From the entries below, copy every line holding the word "Branchement".

- Data to use -
........

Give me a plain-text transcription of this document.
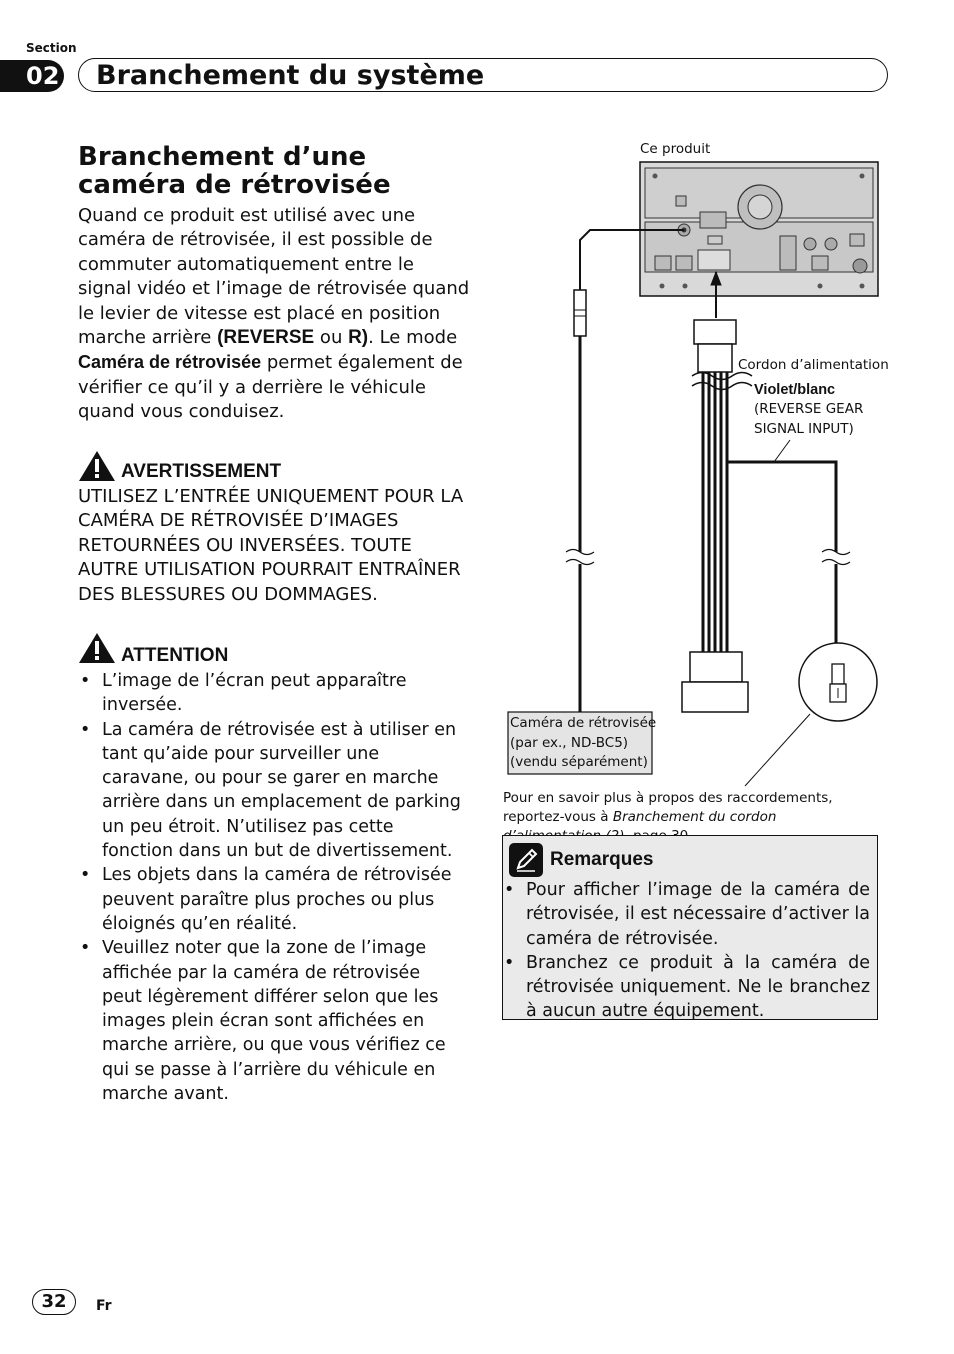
Section
02 Branchement du système
Branchement d’une caméra de rétrovisée
Quand ce produit est utilisé avec une caméra de rétrovisée, il est possible de commuter automatiquement entre le signal vidéo et l’image de rétrovisée quand le levier de vitesse est placé en position marche arrière (REVERSE ou R). Le mode Caméra de rétrovisée permet également de vérifier ce qu’il y a derrière le véhicule quand vous conduisez.
AVERTISSEMENT
UTILISEZ L’ENTRÉE UNIQUEMENT POUR LA CAMÉRA DE RÉTROVISÉE D’IMAGES RETOURNÉES OU INVERSÉES. TOUTE AUTRE UTILISATION POURRAIT ENTRAÎNER DES BLESSURES OU DOMMAGES.
ATTENTION
• L’image de l’écran peut apparaître inversée.
• La caméra de rétrovisée est à utiliser en tant qu’aide pour surveiller une caravane, ou pour se garer en marche arrière dans un emplacement de parking un peu étroit. N’utilisez pas cette fonction dans un but de divertissement.
• Les objets dans la caméra de rétrovisée peuvent paraître plus proches ou plus éloignés qu’en réalité.
• Veuillez noter que la zone de l’image affichée par la caméra de rétrovisée peut légèrement différer selon que les images plein écran sont affichées en marche arrière, ou que vous vérifiez ce qui se passe à l’arrière du véhicule en marche avant.
Ce produit
Cordon d’alimentation
Violet/blanc
(REVERSE GEAR
SIGNAL INPUT)
Caméra de rétrovisée
(par ex., ND-BC5)
(vendu séparément)
Pour en savoir plus à propos des raccordements, reportez-vous à Branchement du cordon
Remarques
• Pour afficher l’image de la caméra de rétrovisée, il est nécessaire d’activer la caméra de rétrovisée.
• Branchez ce produit à la caméra de rétrovisée uniquement. Ne le branchez à aucun autre équipement.
32	Fr
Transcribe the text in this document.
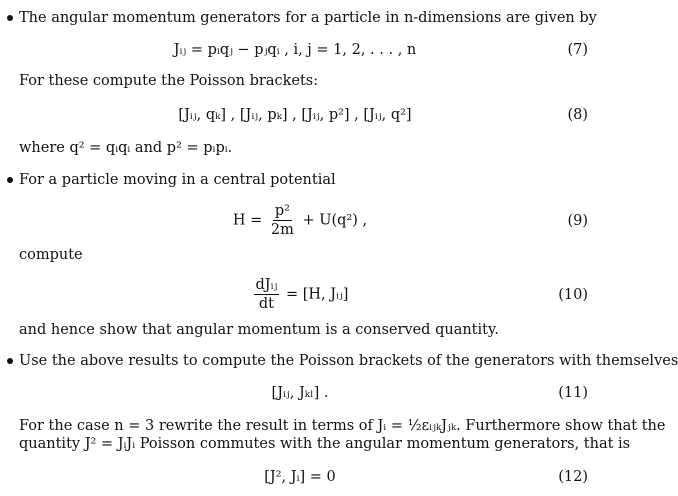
The angular momentum generators for a particle in n-dimensions are given by
Jᵢⱼ = pᵢqⱼ − pⱼqᵢ , i, j = 1, 2, . . . , n	(7)
For these compute the Poisson brackets:
[Jᵢⱼ, qₖ] , [Jᵢⱼ, pₖ] , [Jᵢⱼ, p²] , [Jᵢⱼ, q²]	(8)
where q² = qᵢqᵢ and p² = pᵢpᵢ.
For a particle moving in a central potential
$H = \frac{\text{p²}}{2m} + U(q^2)$ ,	(9)
compute
$\frac{\text{dJᵢⱼ}}{dt} = [H$, Jᵢⱼ]	(10)
and hence show that angular momentum is a conserved quantity.
Use the above results to compute the Poisson brackets of the generators with themselves
[Jᵢⱼ, Jₖₗ] .	(11)
For the case n = 3 rewrite the result in terms of Jᵢ = ½εᵢⱼₖJⱼₖ. Furthermore show that the
quantity J² = JᵢJᵢ Poisson commutes with the angular momentum generators, that is
[J², Jᵢ] = 0	(12)
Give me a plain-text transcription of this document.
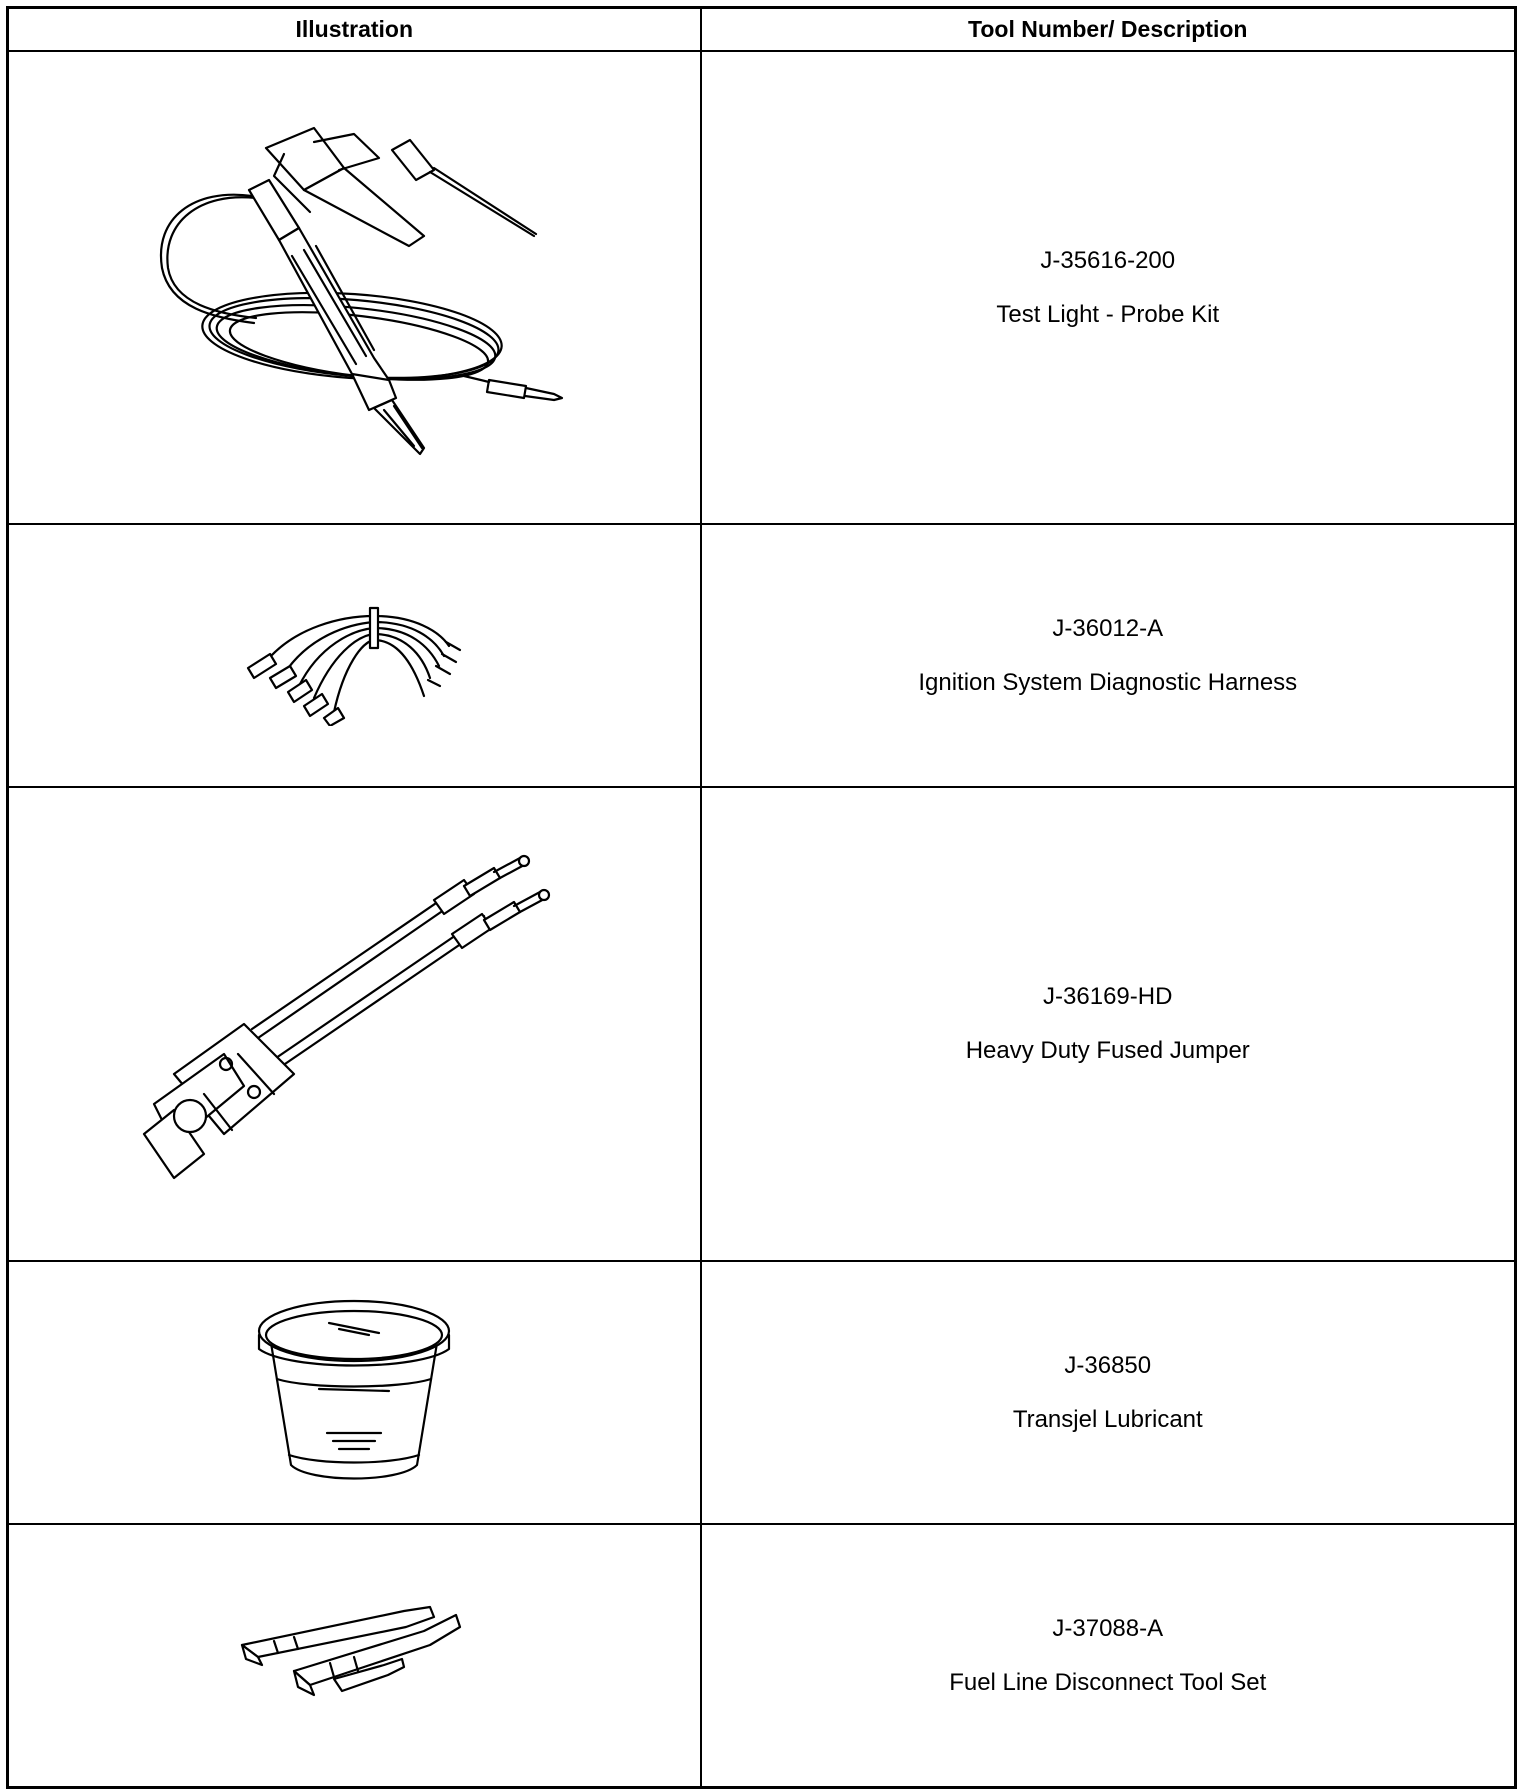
Illustration	Tool Number/ Description

J-35616-200
Test Light - Probe Kit

J-36012-A
Ignition System Diagnostic Harness

J-36169-HD
Heavy Duty Fused Jumper

J-36850
Transjel Lubricant

J-37088-A
Fuel Line Disconnect Tool Set
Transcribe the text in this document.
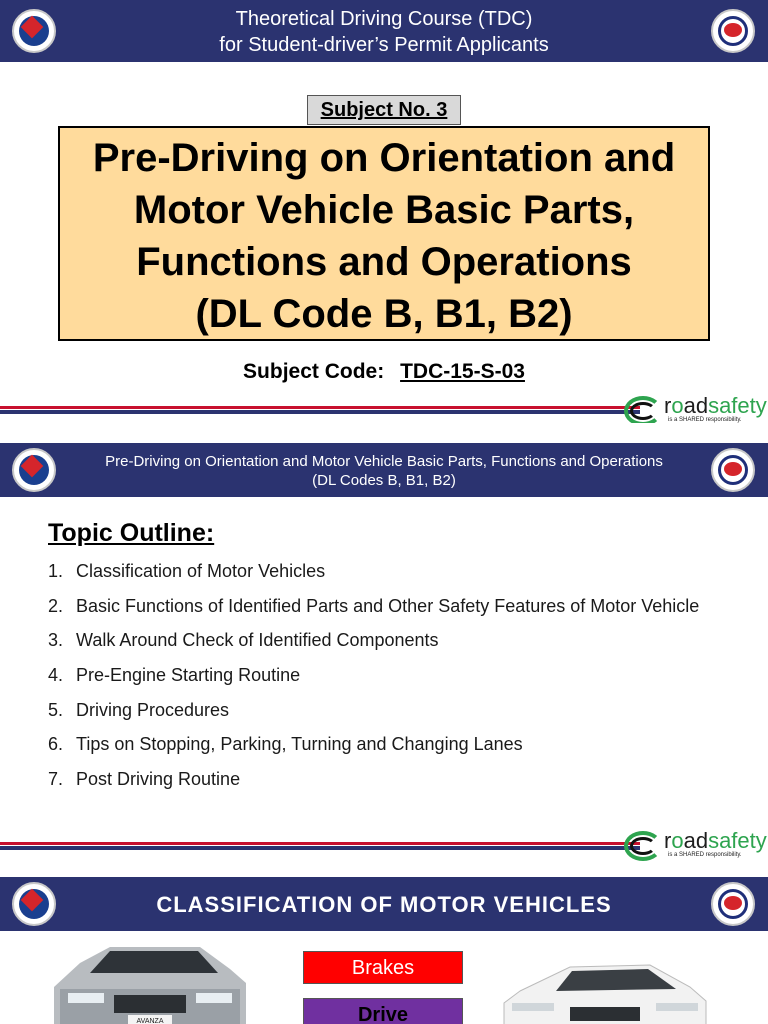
Theoretical Driving Course (TDC)
for Student-driver’s Permit Applicants
Subject No. 3
Pre-Driving on Orientation and
Motor Vehicle Basic Parts,
Functions and Operations
(DL Code B, B1, B2)
Subject Code: TDC-15-S-03
roadsafety
is a SHARED responsibility.
Pre-Driving on Orientation and Motor Vehicle Basic Parts, Functions and Operations
(DL Codes B, B1, B2)
Topic Outline:
1. Classification of Motor Vehicles
2. Basic Functions of Identified Parts and Other Safety Features of Motor Vehicle
3. Walk Around Check of Identified Components
4. Pre-Engine Starting Routine
5. Driving Procedures
6. Tips on Stopping, Parking, Turning and Changing Lanes
7. Post Driving Routine
roadsafety
is a SHARED responsibility.
CLASSIFICATION OF MOTOR VEHICLES
AVANZA
Brakes
Drive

........

- Completed task -
02 Branchement du système
Branchement d’une caméra de rétrovisée
Pour en savoir plus à propos des raccordements, reportez-vous à Branchement du cordon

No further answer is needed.